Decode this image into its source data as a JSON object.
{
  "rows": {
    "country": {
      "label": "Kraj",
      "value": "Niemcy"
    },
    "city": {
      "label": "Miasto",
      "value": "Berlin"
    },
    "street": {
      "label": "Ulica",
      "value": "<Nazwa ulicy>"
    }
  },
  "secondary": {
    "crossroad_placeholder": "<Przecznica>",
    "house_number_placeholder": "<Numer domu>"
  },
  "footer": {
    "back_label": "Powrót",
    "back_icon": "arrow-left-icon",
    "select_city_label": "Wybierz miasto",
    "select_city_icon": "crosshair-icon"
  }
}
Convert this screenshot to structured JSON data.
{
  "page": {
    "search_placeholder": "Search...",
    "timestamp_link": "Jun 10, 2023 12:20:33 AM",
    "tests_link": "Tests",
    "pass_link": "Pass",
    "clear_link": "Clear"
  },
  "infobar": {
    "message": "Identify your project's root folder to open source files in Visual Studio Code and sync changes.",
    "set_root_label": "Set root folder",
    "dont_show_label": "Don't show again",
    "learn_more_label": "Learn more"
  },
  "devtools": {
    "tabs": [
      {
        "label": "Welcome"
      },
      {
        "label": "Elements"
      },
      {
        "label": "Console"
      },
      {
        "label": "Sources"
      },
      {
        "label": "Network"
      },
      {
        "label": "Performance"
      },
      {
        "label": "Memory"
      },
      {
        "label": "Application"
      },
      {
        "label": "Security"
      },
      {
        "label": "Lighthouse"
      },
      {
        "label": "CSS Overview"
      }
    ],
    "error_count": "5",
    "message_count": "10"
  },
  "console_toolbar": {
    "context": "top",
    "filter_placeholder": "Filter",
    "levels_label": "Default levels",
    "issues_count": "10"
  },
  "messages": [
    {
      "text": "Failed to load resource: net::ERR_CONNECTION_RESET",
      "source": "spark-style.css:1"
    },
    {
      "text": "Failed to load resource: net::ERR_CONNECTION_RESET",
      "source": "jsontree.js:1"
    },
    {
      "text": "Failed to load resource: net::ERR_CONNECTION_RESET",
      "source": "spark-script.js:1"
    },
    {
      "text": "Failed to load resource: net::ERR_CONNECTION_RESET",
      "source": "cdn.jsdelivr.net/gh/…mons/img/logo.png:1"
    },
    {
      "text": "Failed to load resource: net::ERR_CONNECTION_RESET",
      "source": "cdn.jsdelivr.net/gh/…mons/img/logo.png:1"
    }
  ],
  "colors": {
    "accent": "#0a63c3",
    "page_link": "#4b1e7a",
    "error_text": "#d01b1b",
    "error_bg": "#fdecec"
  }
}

- [THE EXERCISE]:
Reproduce the material precisely, including every line.

- [FINISHED EXERCISE]:
Decode this image into its source data as a JSON object.
{
  "rows": {
    "country": {
      "label": "Kraj",
      "value": "Niemcy"
    },
    "city": {
      "label": "Miasto",
      "value": "Berlin"
    },
    "street": {
      "label": "Ulica",
      "value": "<Nazwa ulicy>"
    }
  },
  "secondary": {
    "crossroad_placeholder": "<Przecznica>",
    "house_number_placeholder": "<Numer domu>"
  },
  "footer": {
    "back_label": "Powrót",
    "back_icon": "arrow-left-icon",
    "select_city_label": "Wybierz miasto",
    "select_city_icon": "crosshair-icon"
  }
}
Convert this screenshot to structured JSON data.
{
  "page": {
    "search_placeholder": "Search...",
    "timestamp_link": "Jun 10, 2023 12:20:33 AM",
    "tests_link": "Tests",
    "pass_link": "Pass",
    "clear_link": "Clear"
  },
  "infobar": {
    "message": "Identify your project's root folder to open source files in Visual Studio Code and sync changes.",
    "set_root_label": "Set root folder",
    "dont_show_label": "Don't show again",
    "learn_more_label": "Learn more"
  },
  "devtools": {
    "tabs": [
      {
        "label": "Welcome"
      },
      {
        "label": "Elements"
      },
      {
        "label": "Console"
      },
      {
        "label": "Sources"
      },
      {
        "label": "Network"
      },
      {
        "label": "Performance"
      },
      {
        "label": "Memory"
      },
      {
        "label": "Application"
      },
      {
        "label": "Security"
      },
      {
        "label": "Lighthouse"
      },
      {
        "label": "CSS Overview"
      }
    ],
    "error_count": "5",
    "message_count": "10"
  },
  "console_toolbar": {
    "context": "top",
    "filter_placeholder": "Filter",
    "levels_label": "Default levels",
    "issues_count": "10"
  },
  "messages": [
    {
      "text": "Failed to load resource: net::ERR_CONNECTION_RESET",
      "source": "spark-style.css:1"
    },
    {
      "text": "Failed to load resource: net::ERR_CONNECTION_RESET",
      "source": "jsontree.js:1"
    },
    {
      "text": "Failed to load resource: net::ERR_CONNECTION_RESET",
      "source": "spark-script.js:1"
    },
    {
      "text": "Failed to load resource: net::ERR_CONNECTION_RESET",
      "source": "cdn.jsdelivr.net/gh/…mons/img/logo.png:1"
    },
    {
      "text": "Failed to load resource: net::ERR_CONNECTION_RESET",
      "source": "cdn.jsdelivr.net/gh/…mons/img/logo.png:1"
    }
  ],
  "colors": {
    "accent": "#0a63c3",
    "page_link": "#4b1e7a",
    "error_text": "#d01b1b",
    "error_bg": "#fdecec"
  }
}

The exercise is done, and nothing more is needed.